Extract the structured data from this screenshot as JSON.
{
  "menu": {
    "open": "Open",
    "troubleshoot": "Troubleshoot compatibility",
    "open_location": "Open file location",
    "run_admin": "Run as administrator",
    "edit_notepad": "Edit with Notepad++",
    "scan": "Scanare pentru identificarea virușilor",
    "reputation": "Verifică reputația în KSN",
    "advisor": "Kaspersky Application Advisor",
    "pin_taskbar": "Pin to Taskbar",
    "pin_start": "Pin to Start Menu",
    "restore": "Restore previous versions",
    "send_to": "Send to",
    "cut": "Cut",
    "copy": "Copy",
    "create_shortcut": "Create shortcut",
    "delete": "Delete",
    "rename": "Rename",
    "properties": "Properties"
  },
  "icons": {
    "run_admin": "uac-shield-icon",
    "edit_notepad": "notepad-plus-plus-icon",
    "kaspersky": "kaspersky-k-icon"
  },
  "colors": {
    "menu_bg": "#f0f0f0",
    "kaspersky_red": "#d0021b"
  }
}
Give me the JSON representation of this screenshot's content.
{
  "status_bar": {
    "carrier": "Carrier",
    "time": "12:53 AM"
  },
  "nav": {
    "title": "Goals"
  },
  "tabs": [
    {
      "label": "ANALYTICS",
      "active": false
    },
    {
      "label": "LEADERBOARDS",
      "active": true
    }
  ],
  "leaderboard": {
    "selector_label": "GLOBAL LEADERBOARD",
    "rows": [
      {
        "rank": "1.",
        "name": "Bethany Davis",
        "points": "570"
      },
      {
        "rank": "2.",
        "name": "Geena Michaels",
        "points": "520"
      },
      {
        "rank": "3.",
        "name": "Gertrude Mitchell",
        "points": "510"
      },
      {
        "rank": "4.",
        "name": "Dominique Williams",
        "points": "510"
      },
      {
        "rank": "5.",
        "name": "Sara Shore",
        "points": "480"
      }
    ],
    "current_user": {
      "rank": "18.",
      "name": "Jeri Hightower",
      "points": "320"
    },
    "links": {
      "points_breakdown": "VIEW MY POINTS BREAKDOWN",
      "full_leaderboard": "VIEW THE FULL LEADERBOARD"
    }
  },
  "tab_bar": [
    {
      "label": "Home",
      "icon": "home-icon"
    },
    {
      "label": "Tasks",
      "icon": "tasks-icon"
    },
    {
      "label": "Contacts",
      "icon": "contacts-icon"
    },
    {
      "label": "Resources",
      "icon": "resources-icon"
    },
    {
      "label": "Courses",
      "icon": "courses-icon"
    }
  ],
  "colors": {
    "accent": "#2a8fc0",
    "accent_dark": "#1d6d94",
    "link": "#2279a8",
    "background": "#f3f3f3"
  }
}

*TASK PROMPT*.
Every entry in the listing must be retyped exactly.

*OUTPUT FOR THIS TASK*.
Extract the structured data from this screenshot as JSON.
{
  "menu": {
    "open": "Open",
    "troubleshoot": "Troubleshoot compatibility",
    "open_location": "Open file location",
    "run_admin": "Run as administrator",
    "edit_notepad": "Edit with Notepad++",
    "scan": "Scanare pentru identificarea virușilor",
    "reputation": "Verifică reputația în KSN",
    "advisor": "Kaspersky Application Advisor",
    "pin_taskbar": "Pin to Taskbar",
    "pin_start": "Pin to Start Menu",
    "restore": "Restore previous versions",
    "send_to": "Send to",
    "cut": "Cut",
    "copy": "Copy",
    "create_shortcut": "Create shortcut",
    "delete": "Delete",
    "rename": "Rename",
    "properties": "Properties"
  },
  "icons": {
    "run_admin": "uac-shield-icon",
    "edit_notepad": "notepad-plus-plus-icon",
    "kaspersky": "kaspersky-k-icon"
  },
  "colors": {
    "menu_bg": "#f0f0f0",
    "kaspersky_red": "#d0021b"
  }
}
Give me the JSON representation of this screenshot's content.
{
  "status_bar": {
    "carrier": "Carrier",
    "time": "12:53 AM"
  },
  "nav": {
    "title": "Goals"
  },
  "tabs": [
    {
      "label": "ANALYTICS",
      "active": false
    },
    {
      "label": "LEADERBOARDS",
      "active": true
    }
  ],
  "leaderboard": {
    "selector_label": "GLOBAL LEADERBOARD",
    "rows": [
      {
        "rank": "1.",
        "name": "Bethany Davis",
        "points": "570"
      },
      {
        "rank": "2.",
        "name": "Geena Michaels",
        "points": "520"
      },
      {
        "rank": "3.",
        "name": "Gertrude Mitchell",
        "points": "510"
      },
      {
        "rank": "4.",
        "name": "Dominique Williams",
        "points": "510"
      },
      {
        "rank": "5.",
        "name": "Sara Shore",
        "points": "480"
      }
    ],
    "current_user": {
      "rank": "18.",
      "name": "Jeri Hightower",
      "points": "320"
    },
    "links": {
      "points_breakdown": "VIEW MY POINTS BREAKDOWN",
      "full_leaderboard": "VIEW THE FULL LEADERBOARD"
    }
  },
  "tab_bar": [
    {
      "label": "Home",
      "icon": "home-icon"
    },
    {
      "label": "Tasks",
      "icon": "tasks-icon"
    },
    {
      "label": "Contacts",
      "icon": "contacts-icon"
    },
    {
      "label": "Resources",
      "icon": "resources-icon"
    },
    {
      "label": "Courses",
      "icon": "courses-icon"
    }
  ],
  "colors": {
    "accent": "#2a8fc0",
    "accent_dark": "#1d6d94",
    "link": "#2279a8",
    "background": "#f3f3f3"
  }
}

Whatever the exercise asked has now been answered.